Exercise requirements: Reproduce the data exactly and drop any pictures it holds.

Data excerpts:
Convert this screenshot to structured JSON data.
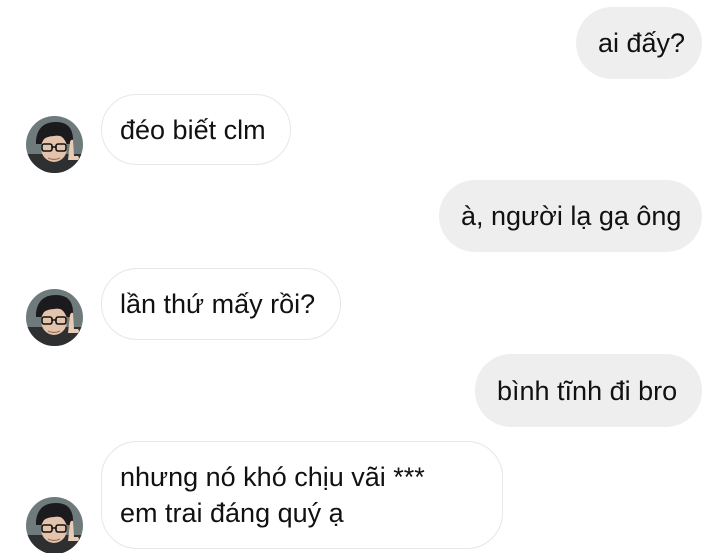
{
  "conversation": {
    "messages": [
      {
        "side": "outgoing",
        "text": "ai đấy?"
      },
      {
        "side": "incoming",
        "text": "đéo biết clm"
      },
      {
        "side": "outgoing",
        "text": "à, người lạ gạ ông"
      },
      {
        "side": "incoming",
        "text": "lần thứ mấy rồi?"
      },
      {
        "side": "outgoing",
        "text": "bình tĩnh đi bro"
      },
      {
        "side": "incoming",
        "lines": [
          "nhưng nó khó chịu vãi ***",
          "em trai đáng quý ạ"
        ]
      }
    ]
  },
  "colors": {
    "outgoing_bubble": "#eeeeee",
    "incoming_bubble": "#ffffff",
    "incoming_border": "#e6e6e6",
    "text": "#111111"
  },
  "icons": {
    "contact_avatar": "avatar-photo"
  }
}
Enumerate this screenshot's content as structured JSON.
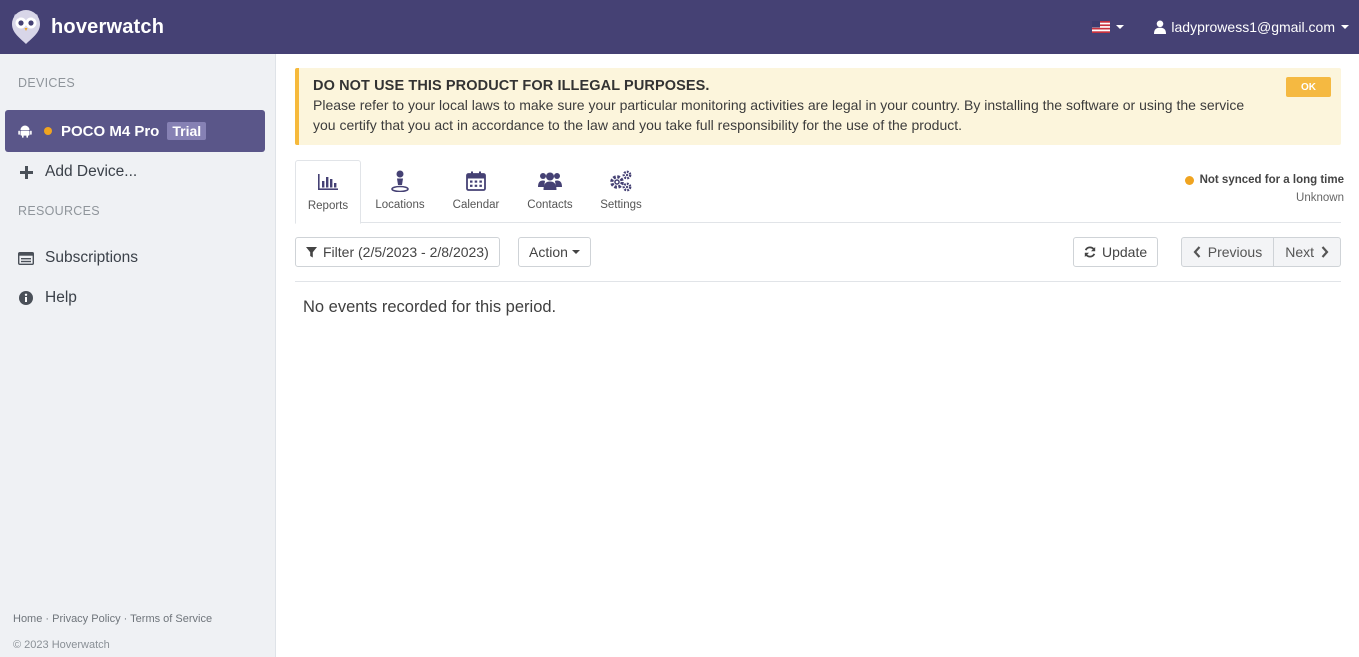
{
  "header": {
    "brand": "hoverwatch",
    "user_email": "ladyprowess1@gmail.com",
    "flag_icon": "us-flag-icon"
  },
  "sidebar": {
    "devices_heading": "DEVICES",
    "device": {
      "name": "POCO M4 Pro",
      "badge": "Trial",
      "status_color": "#f0a420"
    },
    "add_device": "Add Device...",
    "resources_heading": "RESOURCES",
    "subscriptions": "Subscriptions",
    "help": "Help",
    "footer": {
      "home": "Home",
      "privacy": "Privacy Policy",
      "terms": "Terms of Service",
      "sep": " · "
    },
    "copyright": "© 2023 Hoverwatch"
  },
  "alert": {
    "title": "DO NOT USE THIS PRODUCT FOR ILLEGAL PURPOSES.",
    "text": "Please refer to your local laws to make sure your particular monitoring activities are legal in your country. By installing the software or using the service you certify that you act in accordance to the law and you take full responsibility for the use of the product.",
    "ok_label": "OK"
  },
  "tabs": [
    {
      "label": "Reports",
      "icon": "bar-chart-icon"
    },
    {
      "label": "Locations",
      "icon": "map-pin-icon"
    },
    {
      "label": "Calendar",
      "icon": "calendar-icon"
    },
    {
      "label": "Contacts",
      "icon": "users-icon"
    },
    {
      "label": "Settings",
      "icon": "gears-icon"
    }
  ],
  "sync": {
    "status": "Not synced for a long time",
    "sub": "Unknown"
  },
  "toolbar": {
    "filter_label": "Filter (2/5/2023 - 2/8/2023)",
    "action_label": "Action",
    "update_label": "Update",
    "previous_label": "Previous",
    "next_label": "Next"
  },
  "content": {
    "empty_message": "No events recorded for this period."
  },
  "colors": {
    "header_bg": "#454174",
    "active_device_bg": "#5a5689",
    "alert_accent": "#f6b93b"
  }
}
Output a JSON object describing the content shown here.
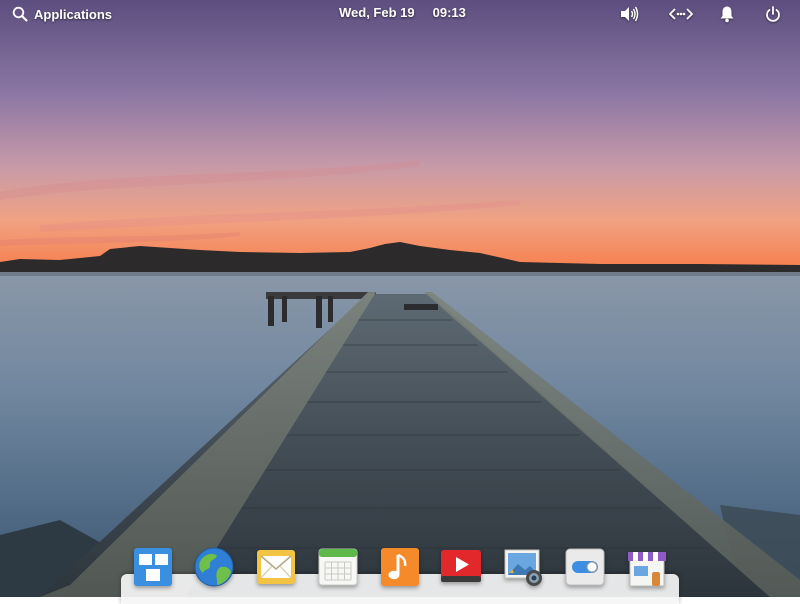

Solution to the problem:
Convert this screenshot to structured JSON data.
{
  "conversation": {
    "messages": [
      {
        "side": "outgoing",
        "text": "ai đấy?"
      },
      {
        "side": "incoming",
        "text": "đéo biết clm"
      },
      {
        "side": "outgoing",
        "text": "à, người lạ gạ ông"
      },
      {
        "side": "incoming",
        "text": "lần thứ mấy rồi?"
      },
      {
        "side": "outgoing",
        "text": "bình tĩnh đi bro"
      },
      {
        "side": "incoming",
        "lines": [
          "nhưng nó khó chịu vãi ***",
          "em trai đáng quý ạ"
        ]
      }
    ]
  },
  "colors": {
    "outgoing_bubble": "#eeeeee",
    "incoming_bubble": "#ffffff",
    "incoming_border": "#e6e6e6",
    "text": "#111111"
  },
  "icons": {
    "contact_avatar": "avatar-photo"
  }
}
Enumerate this screenshot's content as structured JSON.
{
  "header": {
    "brand": "hoverwatch",
    "user_email": "ladyprowess1@gmail.com",
    "flag_icon": "us-flag-icon"
  },
  "sidebar": {
    "devices_heading": "DEVICES",
    "device": {
      "name": "POCO M4 Pro",
      "badge": "Trial",
      "status_color": "#f0a420"
    },
    "add_device": "Add Device...",
    "resources_heading": "RESOURCES",
    "subscriptions": "Subscriptions",
    "help": "Help",
    "footer": {
      "home": "Home",
      "privacy": "Privacy Policy",
      "terms": "Terms of Service",
      "sep": " · "
    },
    "copyright": "© 2023 Hoverwatch"
  },
  "alert": {
    "title": "DO NOT USE THIS PRODUCT FOR ILLEGAL PURPOSES.",
    "text": "Please refer to your local laws to make sure your particular monitoring activities are legal in your country. By installing the software or using the service you certify that you act in accordance to the law and you take full responsibility for the use of the product.",
    "ok_label": "OK"
  },
  "tabs": [
    {
      "label": "Reports",
      "icon": "bar-chart-icon"
    },
    {
      "label": "Locations",
      "icon": "map-pin-icon"
    },
    {
      "label": "Calendar",
      "icon": "calendar-icon"
    },
    {
      "label": "Contacts",
      "icon": "users-icon"
    },
    {
      "label": "Settings",
      "icon": "gears-icon"
    }
  ],
  "sync": {
    "status": "Not synced for a long time",
    "sub": "Unknown"
  },
  "toolbar": {
    "filter_label": "Filter (2/5/2023 - 2/8/2023)",
    "action_label": "Action",
    "update_label": "Update",
    "previous_label": "Previous",
    "next_label": "Next"
  },
  "content": {
    "empty_message": "No events recorded for this period."
  },
  "colors": {
    "header_bg": "#454174",
    "active_device_bg": "#5a5689",
    "alert_accent": "#f6b93b"
  }
}
Output a JSON object describing the content shown here.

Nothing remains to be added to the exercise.